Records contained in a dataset
▬▬▬▬▬▬

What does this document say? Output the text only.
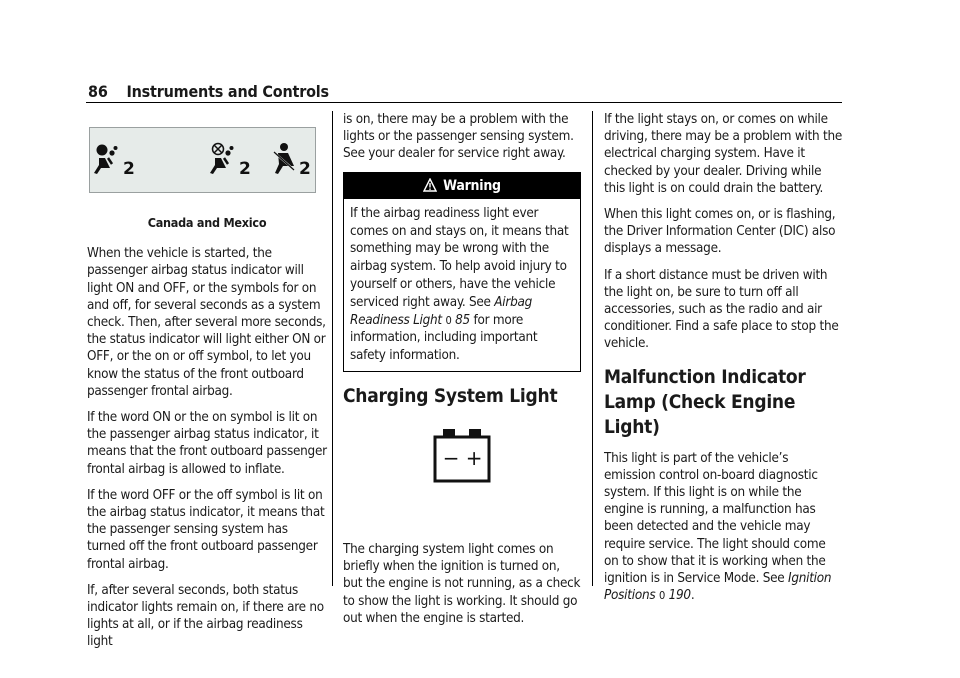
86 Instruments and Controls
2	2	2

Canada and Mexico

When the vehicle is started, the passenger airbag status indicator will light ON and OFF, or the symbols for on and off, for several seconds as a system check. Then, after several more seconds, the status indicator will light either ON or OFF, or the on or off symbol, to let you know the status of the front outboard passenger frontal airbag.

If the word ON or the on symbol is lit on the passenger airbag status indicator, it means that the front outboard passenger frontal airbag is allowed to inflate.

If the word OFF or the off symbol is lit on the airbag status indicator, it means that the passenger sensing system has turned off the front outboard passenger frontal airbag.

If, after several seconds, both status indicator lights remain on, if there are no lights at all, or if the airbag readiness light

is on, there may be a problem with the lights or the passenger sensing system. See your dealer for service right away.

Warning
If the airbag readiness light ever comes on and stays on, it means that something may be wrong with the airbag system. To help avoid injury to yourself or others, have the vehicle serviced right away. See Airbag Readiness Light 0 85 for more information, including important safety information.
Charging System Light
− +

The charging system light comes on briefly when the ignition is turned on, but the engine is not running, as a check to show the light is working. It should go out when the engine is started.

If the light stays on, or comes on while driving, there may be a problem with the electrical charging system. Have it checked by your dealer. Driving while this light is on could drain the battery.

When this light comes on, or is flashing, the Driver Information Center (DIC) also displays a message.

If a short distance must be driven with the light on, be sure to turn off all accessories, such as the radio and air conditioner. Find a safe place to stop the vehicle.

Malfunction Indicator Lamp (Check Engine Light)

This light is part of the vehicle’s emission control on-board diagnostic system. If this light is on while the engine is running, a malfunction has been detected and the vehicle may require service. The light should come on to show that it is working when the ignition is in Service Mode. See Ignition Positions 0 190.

▬▬▬▬▬▬

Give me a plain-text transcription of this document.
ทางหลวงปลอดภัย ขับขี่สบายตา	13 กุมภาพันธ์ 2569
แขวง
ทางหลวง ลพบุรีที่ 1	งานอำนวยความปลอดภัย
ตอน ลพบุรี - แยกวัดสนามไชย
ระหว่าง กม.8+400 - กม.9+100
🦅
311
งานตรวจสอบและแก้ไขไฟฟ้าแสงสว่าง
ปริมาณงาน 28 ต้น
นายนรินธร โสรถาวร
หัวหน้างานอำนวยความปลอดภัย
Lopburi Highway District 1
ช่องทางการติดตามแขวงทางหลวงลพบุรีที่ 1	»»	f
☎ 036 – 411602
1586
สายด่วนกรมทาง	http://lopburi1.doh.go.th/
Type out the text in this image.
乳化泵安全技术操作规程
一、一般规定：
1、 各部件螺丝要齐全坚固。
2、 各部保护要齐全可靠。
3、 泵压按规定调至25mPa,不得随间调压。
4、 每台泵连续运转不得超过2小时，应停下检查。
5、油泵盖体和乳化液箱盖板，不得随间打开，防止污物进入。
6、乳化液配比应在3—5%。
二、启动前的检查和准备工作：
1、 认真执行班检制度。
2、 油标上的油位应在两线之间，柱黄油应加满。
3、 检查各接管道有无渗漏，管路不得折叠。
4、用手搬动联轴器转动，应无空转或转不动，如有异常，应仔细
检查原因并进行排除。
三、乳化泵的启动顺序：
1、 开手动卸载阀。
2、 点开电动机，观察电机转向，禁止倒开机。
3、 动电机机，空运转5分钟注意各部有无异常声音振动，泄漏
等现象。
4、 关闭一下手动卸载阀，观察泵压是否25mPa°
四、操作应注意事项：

▬▬▬▬▬▬

What you should do:
Search the data above for lines holding "more" and copy each of them.

Completed exercise:
When the vehicle is started, the passenger airbag status indicator will light ON and OFF, or the symbols for on and off, for several seconds as a system check. Then, after several more seconds, the status indicator will light either ON or OFF, or the on or off symbol, to let you know the status of the front outboard passenger frontal airbag.
If the airbag readiness light ever comes on and stays on, it means that something may be wrong with the airbag system. To help avoid injury to yourself or others, have the vehicle serviced right away. See Airbag Readiness Light 0 85 for more information, including important safety information.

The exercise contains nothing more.